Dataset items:
■ ■ ■ ■ ■

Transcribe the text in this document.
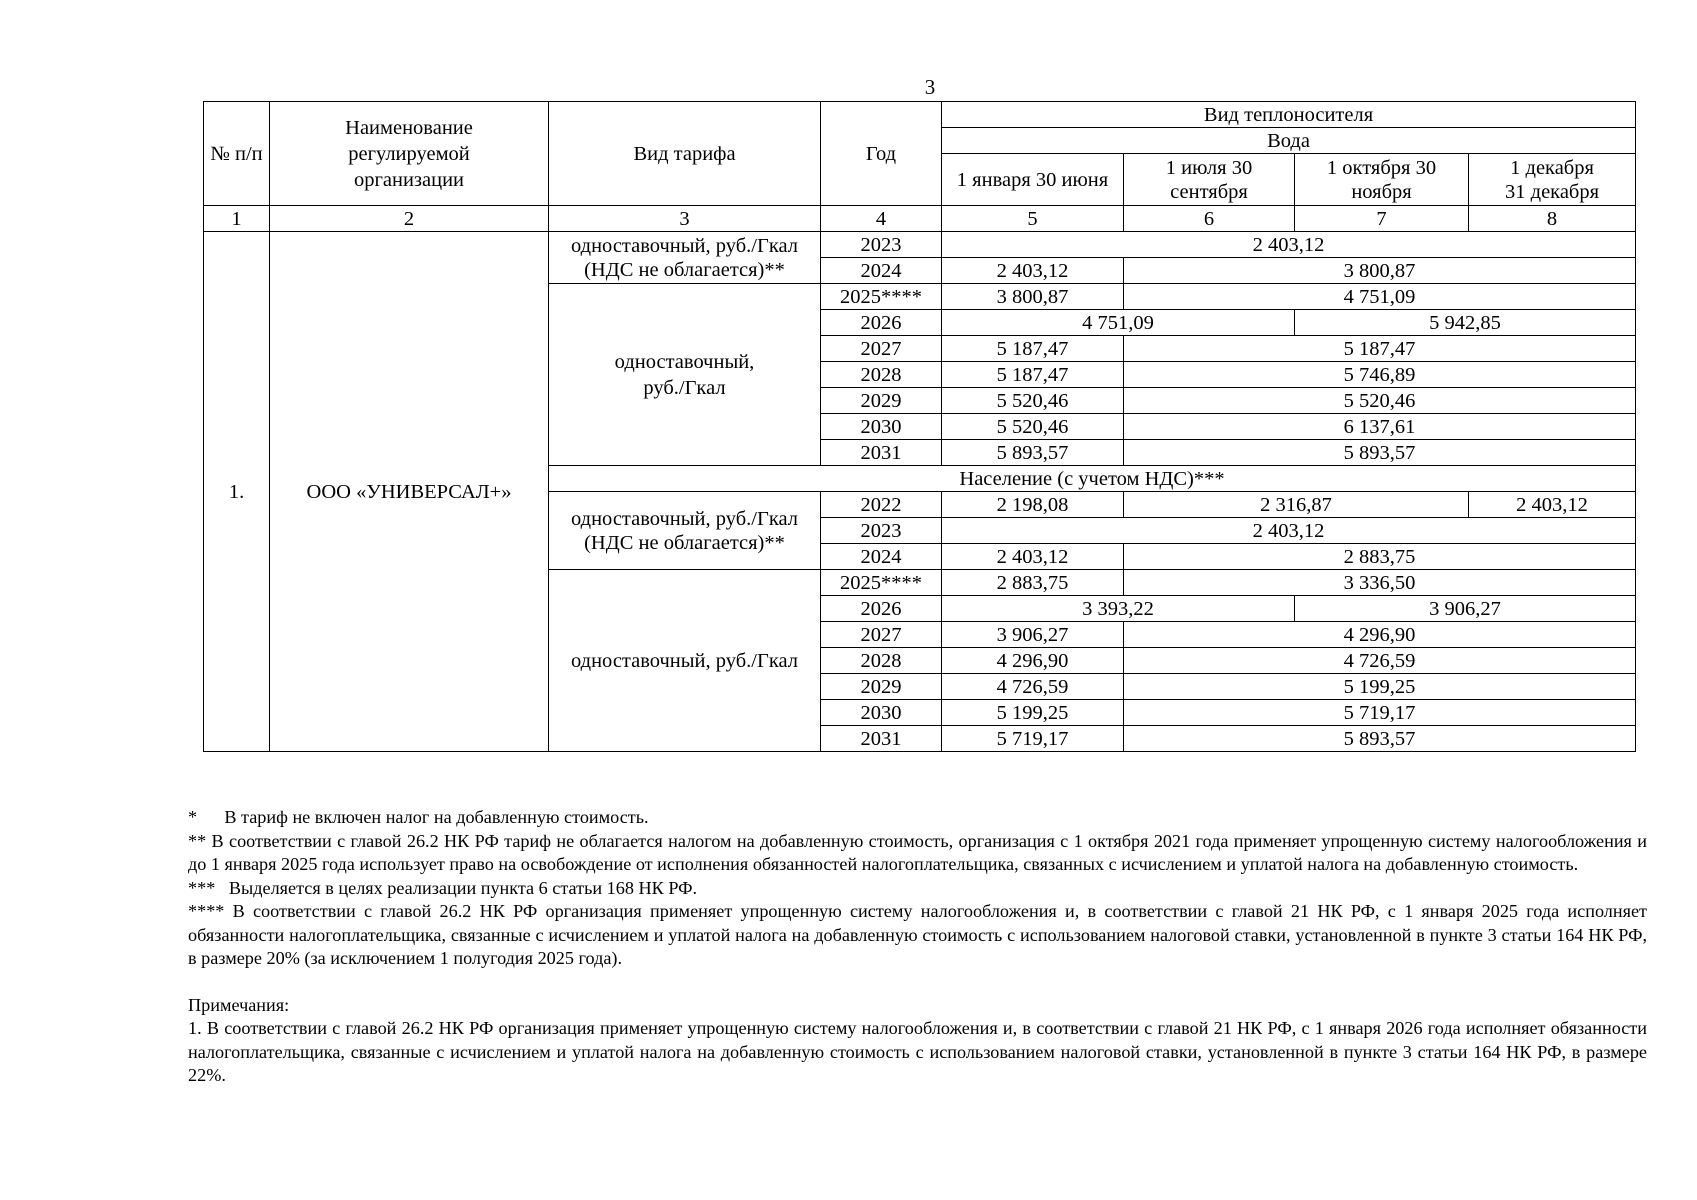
3
№ п/п	Наименование регулируемой организации	Вид тарифа	Год	Вид теплоносителя			
				Вода			
				1 января 30 июня	1 июля 30 сентября	1 октября 30 ноября	1 декабря 31 декабря
1	2	3	4	5	6	7	8
1.	ООО «УНИВЕРСАЛ+»	одноставочный, руб./Гкал (НДС не облагается)**	2023	2 403,12			
			2024	2 403,12	3 800,87		
		одноставочный, руб./Гкал	2025****	3 800,87	4 751,09		
			2026	4 751,09		5 942,85	
			2027	5 187,47	5 187,47		
			2028	5 187,47	5 746,89		
			2029	5 520,46	5 520,46		
			2030	5 520,46	6 137,61		
			2031	5 893,57	5 893,57		
		Население (с учетом НДС)***					
		одноставочный, руб./Гкал (НДС не облагается)**	2022	2 198,08	2 316,87		2 403,12
			2023	2 403,12			
			2024	2 403,12	2 883,75		
		одноставочный, руб./Гкал	2025****	2 883,75	3 336,50		
			2026	3 393,22		3 906,27	
			2027	3 906,27	4 296,90		
			2028	4 296,90	4 726,59		
			2029	4 726,59	5 199,25		
			2030	5 199,25	5 719,17		
			2031	5 719,17	5 893,57		

*      В тариф не включен налог на добавленную стоимость.

** В соответствии с главой 26.2 НК РФ тариф не облагается налогом на добавленную стоимость, организация с 1 октября 2021 года применяет упрощенную систему налогообложения и до 1 января 2025 года использует право на освобождение от исполнения обязанностей налогоплательщика, связанных с исчислением и уплатой налога на добавленную стоимость.

***   Выделяется в целях реализации пункта 6 статьи 168 НК РФ.

**** В соответствии с главой 26.2 НК РФ организация применяет упрощенную систему налогообложения и, в соответствии с главой 21 НК РФ, с 1 января 2025 года исполняет обязанности налогоплательщика, связанные с исчислением и уплатой налога на добавленную стоимость с использованием налоговой ставки, установленной в пункте 3 статьи 164 НК РФ, в размере 20% (за исключением 1 полугодия 2025 года).

Примечания:

1. В соответствии с главой 26.2 НК РФ организация применяет упрощенную систему налогообложения и, в соответствии с главой 21 НК РФ, с 1 января 2026 года исполняет обязанности налогоплательщика, связанные с исчислением и уплатой налога на добавленную стоимость с использованием налоговой ставки, установленной в пункте 3 статьи 164 НК РФ, в размере 22%.
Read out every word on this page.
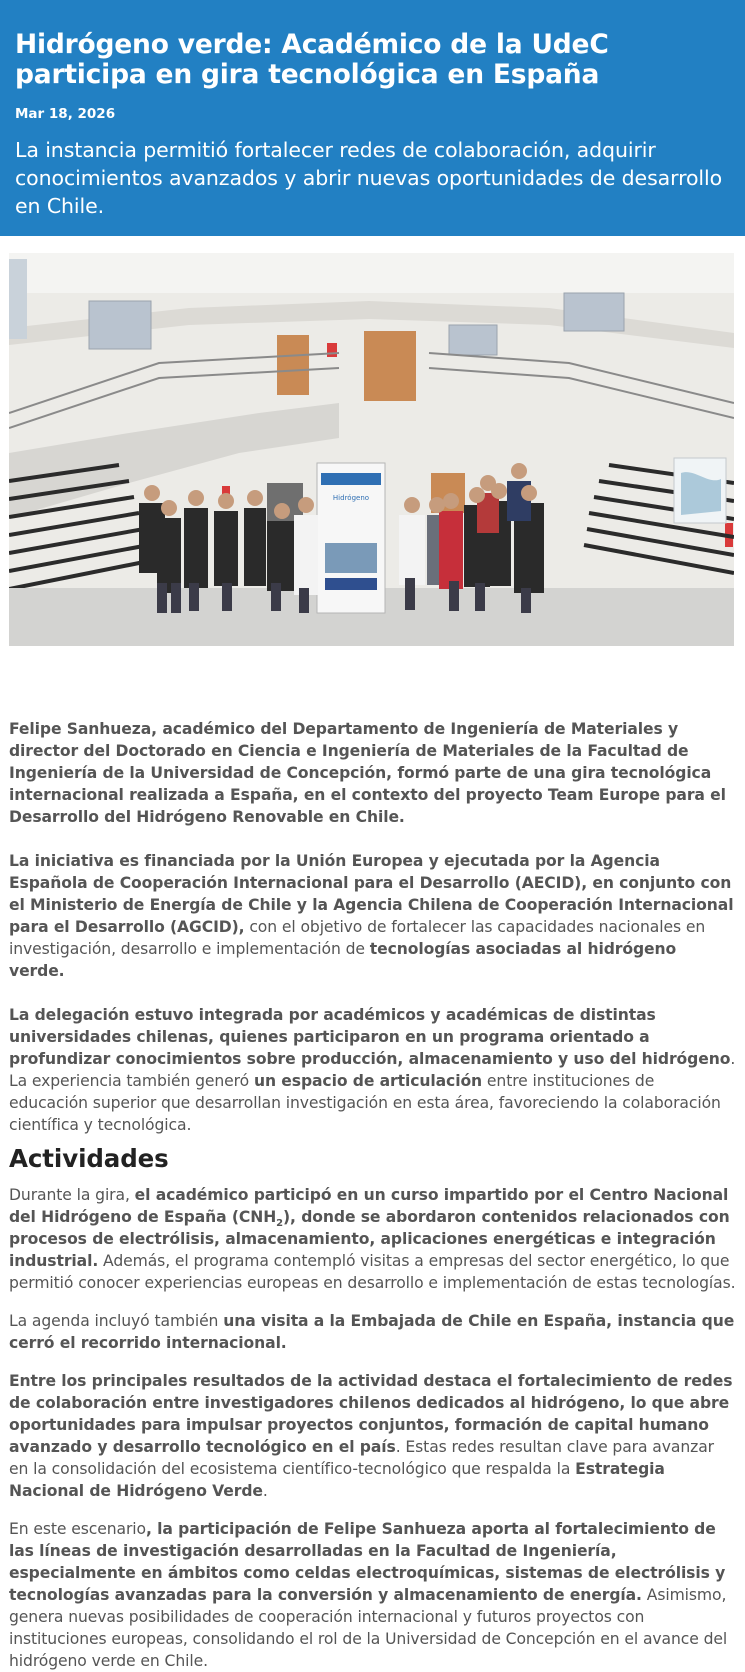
Hidrógeno verde: Académico de la UdeC participa en gira tecnológica en España
Mar 18, 2026
La instancia permitió fortalecer redes de colaboración, adquirir conocimientos avanzados y abrir nuevas oportunidades de desarrollo en Chile.
Hidrógeno

Felipe Sanhueza, académico del Departamento de Ingeniería de Materiales y director del Doctorado en Ciencia e Ingeniería de Materiales de la Facultad de Ingeniería de la Universidad de Concepción, formó parte de una gira tecnológica internacional realizada a España, en el contexto del proyecto Team Europe para el Desarrollo del Hidrógeno Renovable en Chile.

La iniciativa es financiada por la Unión Europea y ejecutada por la Agencia Española de Cooperación Internacional para el Desarrollo (AECID), en conjunto con el Ministerio de Energía de Chile y la Agencia Chilena de Cooperación Internacional para el Desarrollo (AGCID), con el objetivo de fortalecer las capacidades nacionales en investigación, desarrollo e implementación de tecnologías asociadas al hidrógeno verde.

La delegación estuvo integrada por académicos y académicas de distintas universidades chilenas, quienes participaron en un programa orientado a profundizar conocimientos sobre producción, almacenamiento y uso del hidrógeno. La experiencia también generó un espacio de articulación entre instituciones de educación superior que desarrollan investigación en esta área, favoreciendo la colaboración científica y tecnológica.

Actividades

Durante la gira, el académico participó en un curso impartido por el Centro Nacional del Hidrógeno de España $(CNH_2)$, donde se abordaron contenidos relacionados con procesos de electrólisis, almacenamiento, aplicaciones energéticas e integración industrial. Además, el programa contempló visitas a empresas del sector energético, lo que permitió conocer experiencias europeas en desarrollo e implementación de estas tecnologías.

La agenda incluyó también una visita a la Embajada de Chile en España, instancia que cerró el recorrido internacional.

Entre los principales resultados de la actividad destaca el fortalecimiento de redes de colaboración entre investigadores chilenos dedicados al hidrógeno, lo que abre oportunidades para impulsar proyectos conjuntos, formación de capital humano avanzado y desarrollo tecnológico en el país. Estas redes resultan clave para avanzar en la consolidación del ecosistema científico-tecnológico que respalda la Estrategia Nacional de Hidrógeno Verde.

En este escenario, la participación de Felipe Sanhueza aporta al fortalecimiento de las líneas de investigación desarrolladas en la Facultad de Ingeniería, especialmente en ámbitos como celdas electroquímicas, sistemas de electrólisis y tecnologías avanzadas para la conversión y almacenamiento de energía. Asimismo, genera nuevas posibilidades de cooperación internacional y futuros proyectos con instituciones europeas, consolidando el rol de la Universidad de Concepción en el avance del hidrógeno verde en Chile.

■ ■ ■ ■ ■

What is asked: Within the data above, pick out all lines holding the word "исчислением".

Finished answer:
** В соответствии с главой 26.2 НК РФ тариф не облагается налогом на добавленную стоимость, организация с 1 октября 2021 года применяет упрощенную систему налогообложения и до 1 января 2025 года использует право на освобождение от исполнения обязанностей налогоплательщика, связанных с исчислением и уплатой налога на добавленную стоимость.
**** В соответствии с главой 26.2 НК РФ организация применяет упрощенную систему налогообложения и, в соответствии с главой 21 НК РФ, с 1 января 2025 года исполняет обязанности налогоплательщика, связанные с исчислением и уплатой налога на добавленную стоимость с использованием налоговой ставки, установленной в пункте 3 статьи 164 НК РФ, в размере 20% (за исключением 1 полугодия 2025 года).
1. В соответствии с главой 26.2 НК РФ организация применяет упрощенную систему налогообложения и, в соответствии с главой 21 НК РФ, с 1 января 2026 года исполняет обязанности налогоплательщика, связанные с исчислением и уплатой налога на добавленную стоимость с использованием налоговой ставки, установленной в пункте 3 статьи 164 НК РФ, в размере 22%.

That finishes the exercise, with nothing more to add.